## WHAT YOU HAVE TO DO
Work out the number of lines containing "information". Give that number alone.

## RECORDS SUPPLIED
## begin

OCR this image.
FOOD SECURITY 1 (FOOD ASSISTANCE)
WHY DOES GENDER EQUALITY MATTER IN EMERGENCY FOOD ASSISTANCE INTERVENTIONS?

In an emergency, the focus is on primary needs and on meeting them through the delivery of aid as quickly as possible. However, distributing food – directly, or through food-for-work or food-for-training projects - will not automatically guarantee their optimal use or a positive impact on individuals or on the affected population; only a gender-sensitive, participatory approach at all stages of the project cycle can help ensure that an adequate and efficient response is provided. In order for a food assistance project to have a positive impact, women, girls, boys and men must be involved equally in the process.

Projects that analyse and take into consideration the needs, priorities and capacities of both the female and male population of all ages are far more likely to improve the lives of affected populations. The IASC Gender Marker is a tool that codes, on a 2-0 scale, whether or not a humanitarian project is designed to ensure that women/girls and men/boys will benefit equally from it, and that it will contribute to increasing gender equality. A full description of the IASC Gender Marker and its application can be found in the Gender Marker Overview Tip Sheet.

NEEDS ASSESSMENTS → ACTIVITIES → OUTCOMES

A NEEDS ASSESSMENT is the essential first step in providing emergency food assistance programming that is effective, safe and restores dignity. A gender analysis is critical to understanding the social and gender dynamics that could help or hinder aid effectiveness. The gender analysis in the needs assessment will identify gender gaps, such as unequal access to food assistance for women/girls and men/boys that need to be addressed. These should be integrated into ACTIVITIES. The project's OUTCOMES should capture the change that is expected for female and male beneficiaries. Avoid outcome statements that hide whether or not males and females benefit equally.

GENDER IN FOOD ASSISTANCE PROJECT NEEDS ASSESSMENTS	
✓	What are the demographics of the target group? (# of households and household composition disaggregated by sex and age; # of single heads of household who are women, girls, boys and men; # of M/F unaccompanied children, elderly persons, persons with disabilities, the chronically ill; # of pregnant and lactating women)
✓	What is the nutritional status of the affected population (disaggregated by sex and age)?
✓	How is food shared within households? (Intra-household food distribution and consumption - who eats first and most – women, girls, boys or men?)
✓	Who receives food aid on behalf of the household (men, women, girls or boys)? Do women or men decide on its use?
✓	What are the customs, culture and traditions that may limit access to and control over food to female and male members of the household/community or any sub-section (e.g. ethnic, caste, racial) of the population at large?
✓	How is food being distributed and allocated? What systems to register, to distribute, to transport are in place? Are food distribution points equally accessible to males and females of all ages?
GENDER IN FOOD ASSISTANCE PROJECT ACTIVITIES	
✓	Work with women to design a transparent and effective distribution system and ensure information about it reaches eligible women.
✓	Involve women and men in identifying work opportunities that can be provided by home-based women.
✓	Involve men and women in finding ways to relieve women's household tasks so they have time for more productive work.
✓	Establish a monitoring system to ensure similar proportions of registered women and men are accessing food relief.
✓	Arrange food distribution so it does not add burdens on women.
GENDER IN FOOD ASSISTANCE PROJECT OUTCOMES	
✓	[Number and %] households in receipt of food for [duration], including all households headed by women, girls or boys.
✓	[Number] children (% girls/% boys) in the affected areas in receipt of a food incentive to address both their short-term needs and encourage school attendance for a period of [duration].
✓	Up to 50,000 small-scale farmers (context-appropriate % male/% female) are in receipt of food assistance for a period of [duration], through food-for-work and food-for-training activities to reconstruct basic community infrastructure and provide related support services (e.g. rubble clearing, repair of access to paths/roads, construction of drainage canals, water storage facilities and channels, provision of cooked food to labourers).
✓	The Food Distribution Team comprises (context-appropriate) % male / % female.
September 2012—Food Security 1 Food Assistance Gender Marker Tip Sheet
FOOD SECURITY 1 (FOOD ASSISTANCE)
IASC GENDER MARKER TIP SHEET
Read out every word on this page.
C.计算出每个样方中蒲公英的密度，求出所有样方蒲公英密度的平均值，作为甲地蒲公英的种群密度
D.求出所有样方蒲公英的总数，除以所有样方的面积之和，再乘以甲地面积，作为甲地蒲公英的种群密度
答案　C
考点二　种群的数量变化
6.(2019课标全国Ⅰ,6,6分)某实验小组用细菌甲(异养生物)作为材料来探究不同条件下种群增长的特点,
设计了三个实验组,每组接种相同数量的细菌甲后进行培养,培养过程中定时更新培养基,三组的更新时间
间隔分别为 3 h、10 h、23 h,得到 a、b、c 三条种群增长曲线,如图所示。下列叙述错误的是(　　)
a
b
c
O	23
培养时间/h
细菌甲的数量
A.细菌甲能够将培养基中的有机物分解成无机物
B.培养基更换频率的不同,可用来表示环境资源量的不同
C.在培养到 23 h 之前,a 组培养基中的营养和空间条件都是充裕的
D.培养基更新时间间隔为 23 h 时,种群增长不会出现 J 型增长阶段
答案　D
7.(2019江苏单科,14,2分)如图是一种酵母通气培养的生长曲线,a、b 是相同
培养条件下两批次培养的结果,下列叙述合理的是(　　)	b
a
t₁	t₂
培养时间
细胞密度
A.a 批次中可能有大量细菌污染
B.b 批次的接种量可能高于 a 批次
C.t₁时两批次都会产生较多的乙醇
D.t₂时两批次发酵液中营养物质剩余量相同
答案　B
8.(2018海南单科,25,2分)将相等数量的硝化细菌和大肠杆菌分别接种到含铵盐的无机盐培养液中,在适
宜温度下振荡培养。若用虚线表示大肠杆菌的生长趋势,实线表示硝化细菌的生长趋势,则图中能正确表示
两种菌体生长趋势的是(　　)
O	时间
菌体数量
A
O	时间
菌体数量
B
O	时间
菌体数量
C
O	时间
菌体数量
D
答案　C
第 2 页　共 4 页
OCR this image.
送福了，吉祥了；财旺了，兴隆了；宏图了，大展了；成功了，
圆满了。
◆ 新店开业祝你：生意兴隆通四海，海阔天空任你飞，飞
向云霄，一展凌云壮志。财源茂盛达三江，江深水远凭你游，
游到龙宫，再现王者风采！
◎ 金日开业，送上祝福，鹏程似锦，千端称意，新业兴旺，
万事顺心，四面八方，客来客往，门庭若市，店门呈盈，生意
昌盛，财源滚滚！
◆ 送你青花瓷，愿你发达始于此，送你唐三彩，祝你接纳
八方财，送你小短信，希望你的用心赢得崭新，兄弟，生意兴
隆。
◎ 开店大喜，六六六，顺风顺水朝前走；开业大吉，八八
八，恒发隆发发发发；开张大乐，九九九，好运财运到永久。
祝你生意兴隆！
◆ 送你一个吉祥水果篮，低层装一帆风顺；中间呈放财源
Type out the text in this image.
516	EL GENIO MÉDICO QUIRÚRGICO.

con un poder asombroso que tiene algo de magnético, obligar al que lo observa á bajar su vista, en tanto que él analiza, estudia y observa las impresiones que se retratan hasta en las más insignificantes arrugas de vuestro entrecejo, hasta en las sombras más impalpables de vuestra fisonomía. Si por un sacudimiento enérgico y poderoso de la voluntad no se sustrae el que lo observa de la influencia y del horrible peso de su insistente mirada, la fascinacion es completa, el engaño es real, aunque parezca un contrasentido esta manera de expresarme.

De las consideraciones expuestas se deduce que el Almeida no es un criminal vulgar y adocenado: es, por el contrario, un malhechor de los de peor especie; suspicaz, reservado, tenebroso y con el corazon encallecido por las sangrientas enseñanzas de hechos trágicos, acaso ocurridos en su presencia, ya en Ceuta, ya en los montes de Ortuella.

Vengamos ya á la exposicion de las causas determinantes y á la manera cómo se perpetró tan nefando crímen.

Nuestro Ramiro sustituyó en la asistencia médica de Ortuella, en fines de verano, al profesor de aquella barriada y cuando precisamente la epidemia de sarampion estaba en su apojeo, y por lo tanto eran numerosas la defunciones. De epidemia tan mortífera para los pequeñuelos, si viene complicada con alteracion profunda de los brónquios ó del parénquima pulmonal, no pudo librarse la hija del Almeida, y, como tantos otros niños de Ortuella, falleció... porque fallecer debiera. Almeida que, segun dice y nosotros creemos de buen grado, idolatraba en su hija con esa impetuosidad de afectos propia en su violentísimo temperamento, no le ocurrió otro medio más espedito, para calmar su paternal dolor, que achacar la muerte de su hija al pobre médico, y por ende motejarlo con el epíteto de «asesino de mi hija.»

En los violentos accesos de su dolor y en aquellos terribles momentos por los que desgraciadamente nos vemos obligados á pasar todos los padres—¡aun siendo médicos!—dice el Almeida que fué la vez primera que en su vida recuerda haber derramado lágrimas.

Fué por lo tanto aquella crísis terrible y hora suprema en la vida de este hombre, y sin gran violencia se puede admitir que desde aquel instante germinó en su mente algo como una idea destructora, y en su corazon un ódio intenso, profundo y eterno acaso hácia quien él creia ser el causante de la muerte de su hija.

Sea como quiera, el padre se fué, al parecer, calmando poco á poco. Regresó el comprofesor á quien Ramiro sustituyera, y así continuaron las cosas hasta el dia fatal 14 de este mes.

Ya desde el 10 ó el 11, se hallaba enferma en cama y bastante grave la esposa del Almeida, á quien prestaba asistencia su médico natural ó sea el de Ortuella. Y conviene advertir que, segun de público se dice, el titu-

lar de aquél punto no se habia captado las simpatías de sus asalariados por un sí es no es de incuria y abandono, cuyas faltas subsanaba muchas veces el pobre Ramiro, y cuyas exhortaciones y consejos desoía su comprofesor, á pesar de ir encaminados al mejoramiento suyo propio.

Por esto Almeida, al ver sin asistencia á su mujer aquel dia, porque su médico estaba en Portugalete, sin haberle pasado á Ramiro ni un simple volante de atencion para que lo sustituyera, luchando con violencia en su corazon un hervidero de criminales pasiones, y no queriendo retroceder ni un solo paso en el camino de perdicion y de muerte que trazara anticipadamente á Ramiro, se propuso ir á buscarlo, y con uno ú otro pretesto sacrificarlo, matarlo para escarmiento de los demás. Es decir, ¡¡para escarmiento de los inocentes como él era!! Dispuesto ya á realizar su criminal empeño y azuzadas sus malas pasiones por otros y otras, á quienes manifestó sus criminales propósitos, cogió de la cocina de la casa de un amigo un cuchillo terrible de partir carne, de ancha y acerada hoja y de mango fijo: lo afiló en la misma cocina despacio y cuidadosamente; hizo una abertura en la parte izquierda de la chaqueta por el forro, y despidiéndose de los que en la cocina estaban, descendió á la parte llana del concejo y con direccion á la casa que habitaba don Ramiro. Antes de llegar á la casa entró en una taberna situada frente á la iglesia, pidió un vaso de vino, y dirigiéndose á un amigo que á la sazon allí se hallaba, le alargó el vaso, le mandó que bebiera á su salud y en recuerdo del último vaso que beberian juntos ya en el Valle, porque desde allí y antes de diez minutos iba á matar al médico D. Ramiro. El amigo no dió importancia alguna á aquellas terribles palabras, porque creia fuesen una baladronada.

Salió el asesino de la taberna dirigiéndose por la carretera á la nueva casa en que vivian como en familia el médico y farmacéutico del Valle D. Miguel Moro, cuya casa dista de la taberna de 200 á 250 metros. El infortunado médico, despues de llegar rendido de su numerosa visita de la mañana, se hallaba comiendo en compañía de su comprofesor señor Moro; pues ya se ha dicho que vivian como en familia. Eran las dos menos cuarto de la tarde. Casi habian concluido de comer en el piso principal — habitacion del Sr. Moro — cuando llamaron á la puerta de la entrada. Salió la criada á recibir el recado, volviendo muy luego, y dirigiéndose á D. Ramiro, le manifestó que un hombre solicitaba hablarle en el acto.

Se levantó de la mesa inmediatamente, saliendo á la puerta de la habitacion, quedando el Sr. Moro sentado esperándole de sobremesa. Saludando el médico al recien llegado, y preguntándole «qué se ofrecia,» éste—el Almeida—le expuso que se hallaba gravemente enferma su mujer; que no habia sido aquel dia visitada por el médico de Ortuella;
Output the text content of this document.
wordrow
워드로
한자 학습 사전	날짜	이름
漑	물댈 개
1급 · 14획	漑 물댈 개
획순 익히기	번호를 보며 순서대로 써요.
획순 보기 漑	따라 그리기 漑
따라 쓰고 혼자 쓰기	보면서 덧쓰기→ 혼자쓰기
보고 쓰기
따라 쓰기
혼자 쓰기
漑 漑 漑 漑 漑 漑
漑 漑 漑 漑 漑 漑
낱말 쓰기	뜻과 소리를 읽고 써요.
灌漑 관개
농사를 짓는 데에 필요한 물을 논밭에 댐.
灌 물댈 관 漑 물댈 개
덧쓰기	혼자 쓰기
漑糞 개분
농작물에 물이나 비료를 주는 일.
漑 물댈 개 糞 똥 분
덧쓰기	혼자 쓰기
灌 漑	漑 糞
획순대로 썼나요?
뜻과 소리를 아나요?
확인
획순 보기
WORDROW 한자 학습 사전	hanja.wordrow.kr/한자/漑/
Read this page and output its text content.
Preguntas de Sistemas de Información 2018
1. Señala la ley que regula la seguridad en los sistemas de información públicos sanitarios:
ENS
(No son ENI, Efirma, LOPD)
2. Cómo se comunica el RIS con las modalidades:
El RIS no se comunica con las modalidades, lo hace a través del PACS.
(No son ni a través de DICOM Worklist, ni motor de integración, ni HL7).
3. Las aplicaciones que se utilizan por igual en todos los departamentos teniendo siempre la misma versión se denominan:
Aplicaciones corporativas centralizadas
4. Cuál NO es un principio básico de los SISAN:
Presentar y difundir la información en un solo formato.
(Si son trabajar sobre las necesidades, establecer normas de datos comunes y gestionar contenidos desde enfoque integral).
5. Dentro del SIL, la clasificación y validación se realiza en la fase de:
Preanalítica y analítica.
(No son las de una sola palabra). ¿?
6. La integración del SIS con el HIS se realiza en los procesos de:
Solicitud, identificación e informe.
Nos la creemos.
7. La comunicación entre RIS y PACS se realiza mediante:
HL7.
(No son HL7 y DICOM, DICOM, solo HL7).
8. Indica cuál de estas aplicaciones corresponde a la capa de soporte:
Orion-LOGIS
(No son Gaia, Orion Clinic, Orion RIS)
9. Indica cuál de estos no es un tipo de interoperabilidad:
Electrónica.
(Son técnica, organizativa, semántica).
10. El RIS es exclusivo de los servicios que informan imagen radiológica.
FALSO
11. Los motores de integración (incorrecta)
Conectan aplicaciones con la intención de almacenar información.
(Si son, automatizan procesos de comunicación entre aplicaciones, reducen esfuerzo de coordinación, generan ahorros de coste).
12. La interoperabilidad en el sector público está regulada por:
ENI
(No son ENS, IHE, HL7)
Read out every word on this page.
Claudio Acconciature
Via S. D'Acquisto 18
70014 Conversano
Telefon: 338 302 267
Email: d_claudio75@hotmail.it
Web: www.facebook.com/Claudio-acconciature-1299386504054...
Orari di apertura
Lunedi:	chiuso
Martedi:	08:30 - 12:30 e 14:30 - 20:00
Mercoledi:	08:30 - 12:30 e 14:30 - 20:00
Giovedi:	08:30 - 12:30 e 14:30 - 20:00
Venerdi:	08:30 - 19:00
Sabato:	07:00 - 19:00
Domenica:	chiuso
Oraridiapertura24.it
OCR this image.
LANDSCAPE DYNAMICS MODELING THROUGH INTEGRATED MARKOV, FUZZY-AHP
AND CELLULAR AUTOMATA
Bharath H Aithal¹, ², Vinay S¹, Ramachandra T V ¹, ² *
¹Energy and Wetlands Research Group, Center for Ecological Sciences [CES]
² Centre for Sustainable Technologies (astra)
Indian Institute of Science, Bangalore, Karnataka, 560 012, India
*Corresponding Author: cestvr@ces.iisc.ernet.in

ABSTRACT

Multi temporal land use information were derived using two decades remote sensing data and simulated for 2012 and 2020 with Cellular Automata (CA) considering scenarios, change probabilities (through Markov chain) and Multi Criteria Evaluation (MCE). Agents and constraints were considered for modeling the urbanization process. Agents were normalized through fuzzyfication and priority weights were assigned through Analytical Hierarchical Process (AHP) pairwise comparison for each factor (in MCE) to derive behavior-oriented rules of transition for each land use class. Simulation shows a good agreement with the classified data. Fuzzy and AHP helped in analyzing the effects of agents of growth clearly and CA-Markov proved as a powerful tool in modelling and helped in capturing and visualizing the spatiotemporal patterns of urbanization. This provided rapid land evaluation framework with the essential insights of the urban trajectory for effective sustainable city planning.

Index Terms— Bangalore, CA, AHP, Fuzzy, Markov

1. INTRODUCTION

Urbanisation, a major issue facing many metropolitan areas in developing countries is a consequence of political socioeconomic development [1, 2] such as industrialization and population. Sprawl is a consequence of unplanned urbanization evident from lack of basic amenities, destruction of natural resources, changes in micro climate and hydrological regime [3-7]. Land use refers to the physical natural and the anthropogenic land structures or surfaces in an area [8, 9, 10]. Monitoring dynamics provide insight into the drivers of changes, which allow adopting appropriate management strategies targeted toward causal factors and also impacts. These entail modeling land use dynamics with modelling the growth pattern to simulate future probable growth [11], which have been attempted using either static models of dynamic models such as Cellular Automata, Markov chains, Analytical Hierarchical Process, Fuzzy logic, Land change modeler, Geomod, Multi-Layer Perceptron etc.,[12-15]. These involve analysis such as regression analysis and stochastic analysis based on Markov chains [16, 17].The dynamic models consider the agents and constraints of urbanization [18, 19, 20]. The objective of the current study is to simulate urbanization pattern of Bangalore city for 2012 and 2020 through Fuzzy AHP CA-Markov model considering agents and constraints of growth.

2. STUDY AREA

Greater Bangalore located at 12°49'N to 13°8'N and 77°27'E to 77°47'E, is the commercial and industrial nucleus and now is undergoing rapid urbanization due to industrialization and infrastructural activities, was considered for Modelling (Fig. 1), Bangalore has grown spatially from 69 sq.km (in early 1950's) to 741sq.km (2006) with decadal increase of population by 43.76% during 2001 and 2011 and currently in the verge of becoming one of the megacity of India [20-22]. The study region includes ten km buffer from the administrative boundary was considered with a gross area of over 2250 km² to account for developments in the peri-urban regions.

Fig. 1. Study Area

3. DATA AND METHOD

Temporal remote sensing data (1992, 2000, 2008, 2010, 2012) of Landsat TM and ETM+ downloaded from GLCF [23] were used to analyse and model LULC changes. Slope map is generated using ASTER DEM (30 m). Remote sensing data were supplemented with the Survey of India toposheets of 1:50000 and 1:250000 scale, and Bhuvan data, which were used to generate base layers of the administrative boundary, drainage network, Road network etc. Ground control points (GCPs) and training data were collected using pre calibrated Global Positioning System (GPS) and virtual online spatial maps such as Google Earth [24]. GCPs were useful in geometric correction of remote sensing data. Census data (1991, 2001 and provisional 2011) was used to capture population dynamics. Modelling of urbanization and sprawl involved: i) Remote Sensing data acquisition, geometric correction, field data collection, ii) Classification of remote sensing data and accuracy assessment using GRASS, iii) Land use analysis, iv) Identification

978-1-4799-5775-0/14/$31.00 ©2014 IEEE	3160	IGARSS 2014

## end

## FINISHED EXERCISE
2